# Given exercise
Gather up the lines that contain "time".

# Supplied information
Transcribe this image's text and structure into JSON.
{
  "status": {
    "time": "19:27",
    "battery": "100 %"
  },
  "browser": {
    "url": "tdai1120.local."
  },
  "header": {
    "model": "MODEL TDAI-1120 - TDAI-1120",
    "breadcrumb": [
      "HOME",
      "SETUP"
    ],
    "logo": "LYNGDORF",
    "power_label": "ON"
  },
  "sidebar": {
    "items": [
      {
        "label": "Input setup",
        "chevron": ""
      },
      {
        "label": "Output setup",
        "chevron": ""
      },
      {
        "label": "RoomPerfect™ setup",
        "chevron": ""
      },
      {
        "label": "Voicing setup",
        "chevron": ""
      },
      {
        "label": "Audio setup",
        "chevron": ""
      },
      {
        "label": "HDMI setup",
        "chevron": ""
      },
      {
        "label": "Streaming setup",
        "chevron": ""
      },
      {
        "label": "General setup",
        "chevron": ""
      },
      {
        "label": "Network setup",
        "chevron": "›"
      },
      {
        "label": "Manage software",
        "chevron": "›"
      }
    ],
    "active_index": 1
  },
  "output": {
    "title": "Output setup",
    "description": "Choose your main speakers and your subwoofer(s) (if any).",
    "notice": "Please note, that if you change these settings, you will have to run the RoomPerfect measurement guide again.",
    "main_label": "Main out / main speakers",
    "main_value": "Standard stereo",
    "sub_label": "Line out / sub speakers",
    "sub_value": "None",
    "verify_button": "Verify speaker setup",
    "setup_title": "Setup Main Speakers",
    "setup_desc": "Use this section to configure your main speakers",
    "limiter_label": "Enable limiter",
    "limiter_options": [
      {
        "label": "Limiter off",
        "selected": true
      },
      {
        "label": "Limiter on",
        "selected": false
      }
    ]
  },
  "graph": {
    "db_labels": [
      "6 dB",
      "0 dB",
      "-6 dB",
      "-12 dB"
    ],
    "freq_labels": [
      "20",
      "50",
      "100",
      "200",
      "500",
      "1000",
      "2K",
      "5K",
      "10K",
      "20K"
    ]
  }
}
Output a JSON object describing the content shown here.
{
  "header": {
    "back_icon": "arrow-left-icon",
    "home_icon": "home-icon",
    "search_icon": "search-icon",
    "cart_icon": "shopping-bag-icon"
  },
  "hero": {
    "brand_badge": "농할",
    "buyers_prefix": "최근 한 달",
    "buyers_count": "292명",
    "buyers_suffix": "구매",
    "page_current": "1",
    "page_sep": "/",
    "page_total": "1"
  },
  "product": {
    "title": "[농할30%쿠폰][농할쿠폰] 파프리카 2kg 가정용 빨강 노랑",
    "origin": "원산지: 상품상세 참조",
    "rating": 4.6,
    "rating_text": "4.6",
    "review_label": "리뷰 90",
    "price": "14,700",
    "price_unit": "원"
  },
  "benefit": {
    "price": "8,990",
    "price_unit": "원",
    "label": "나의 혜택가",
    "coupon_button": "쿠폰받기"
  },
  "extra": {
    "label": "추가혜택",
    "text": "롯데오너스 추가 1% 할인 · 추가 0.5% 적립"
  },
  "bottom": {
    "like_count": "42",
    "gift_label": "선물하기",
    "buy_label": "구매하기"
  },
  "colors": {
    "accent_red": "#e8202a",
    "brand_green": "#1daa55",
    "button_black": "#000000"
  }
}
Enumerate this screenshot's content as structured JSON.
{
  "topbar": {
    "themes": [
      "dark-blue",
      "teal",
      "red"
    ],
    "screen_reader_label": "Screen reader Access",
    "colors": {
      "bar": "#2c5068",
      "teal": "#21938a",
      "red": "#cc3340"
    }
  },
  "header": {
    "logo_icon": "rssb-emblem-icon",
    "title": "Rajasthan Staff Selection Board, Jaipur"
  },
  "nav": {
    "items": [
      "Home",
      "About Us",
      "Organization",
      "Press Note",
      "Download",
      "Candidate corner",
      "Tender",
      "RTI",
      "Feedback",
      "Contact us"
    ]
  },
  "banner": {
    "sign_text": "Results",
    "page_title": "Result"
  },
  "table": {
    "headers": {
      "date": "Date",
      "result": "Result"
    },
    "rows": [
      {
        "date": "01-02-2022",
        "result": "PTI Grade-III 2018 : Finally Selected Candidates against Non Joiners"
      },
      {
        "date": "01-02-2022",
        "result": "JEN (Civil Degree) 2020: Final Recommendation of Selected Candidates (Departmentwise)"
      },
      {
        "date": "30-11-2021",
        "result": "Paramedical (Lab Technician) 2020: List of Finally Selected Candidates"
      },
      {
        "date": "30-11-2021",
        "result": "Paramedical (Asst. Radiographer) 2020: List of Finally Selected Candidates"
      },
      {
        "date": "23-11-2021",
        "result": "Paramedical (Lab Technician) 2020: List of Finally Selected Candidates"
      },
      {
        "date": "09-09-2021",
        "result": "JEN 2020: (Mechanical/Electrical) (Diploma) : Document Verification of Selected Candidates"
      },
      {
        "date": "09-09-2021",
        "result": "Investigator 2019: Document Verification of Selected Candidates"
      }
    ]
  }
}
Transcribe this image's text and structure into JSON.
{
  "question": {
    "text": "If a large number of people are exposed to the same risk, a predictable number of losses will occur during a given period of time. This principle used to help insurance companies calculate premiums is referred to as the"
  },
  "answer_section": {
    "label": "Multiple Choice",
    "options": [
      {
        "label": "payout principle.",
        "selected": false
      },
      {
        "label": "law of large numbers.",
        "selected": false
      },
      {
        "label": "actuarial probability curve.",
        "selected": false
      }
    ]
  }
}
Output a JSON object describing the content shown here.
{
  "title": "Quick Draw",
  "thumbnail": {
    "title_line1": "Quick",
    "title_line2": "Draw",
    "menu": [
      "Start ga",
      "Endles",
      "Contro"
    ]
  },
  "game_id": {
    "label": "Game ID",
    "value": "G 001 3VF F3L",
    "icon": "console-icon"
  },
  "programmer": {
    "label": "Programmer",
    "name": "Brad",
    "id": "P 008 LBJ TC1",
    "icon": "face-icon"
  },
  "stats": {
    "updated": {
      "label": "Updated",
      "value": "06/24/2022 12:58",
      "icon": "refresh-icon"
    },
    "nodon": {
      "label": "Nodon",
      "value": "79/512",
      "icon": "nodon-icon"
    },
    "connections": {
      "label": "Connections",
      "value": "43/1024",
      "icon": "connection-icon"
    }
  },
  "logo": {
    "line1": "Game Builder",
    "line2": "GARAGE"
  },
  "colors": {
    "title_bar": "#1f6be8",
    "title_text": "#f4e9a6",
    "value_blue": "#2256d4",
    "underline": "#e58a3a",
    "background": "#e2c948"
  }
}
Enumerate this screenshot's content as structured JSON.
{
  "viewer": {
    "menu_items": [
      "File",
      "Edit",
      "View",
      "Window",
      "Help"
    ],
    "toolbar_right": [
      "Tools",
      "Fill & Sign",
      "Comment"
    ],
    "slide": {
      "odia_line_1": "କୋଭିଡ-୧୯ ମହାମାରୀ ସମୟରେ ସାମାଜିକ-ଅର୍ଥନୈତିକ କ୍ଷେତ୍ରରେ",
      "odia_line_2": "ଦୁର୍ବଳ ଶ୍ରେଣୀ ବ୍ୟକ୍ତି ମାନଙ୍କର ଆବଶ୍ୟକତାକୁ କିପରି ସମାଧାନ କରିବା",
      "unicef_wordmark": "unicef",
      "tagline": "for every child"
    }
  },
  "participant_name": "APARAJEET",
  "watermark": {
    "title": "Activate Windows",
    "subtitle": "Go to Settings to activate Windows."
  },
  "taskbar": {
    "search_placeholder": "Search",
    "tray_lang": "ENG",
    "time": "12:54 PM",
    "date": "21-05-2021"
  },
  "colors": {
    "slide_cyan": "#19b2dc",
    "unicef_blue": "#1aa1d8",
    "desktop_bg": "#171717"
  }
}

# Exercise output
    "time": "19:27",
    "text": "If a large number of people are exposed to the same risk, a predictable number of losses will occur during a given period of time. This principle used to help insurance companies calculate premiums is referred to as the"
    "time": "12:54 PM",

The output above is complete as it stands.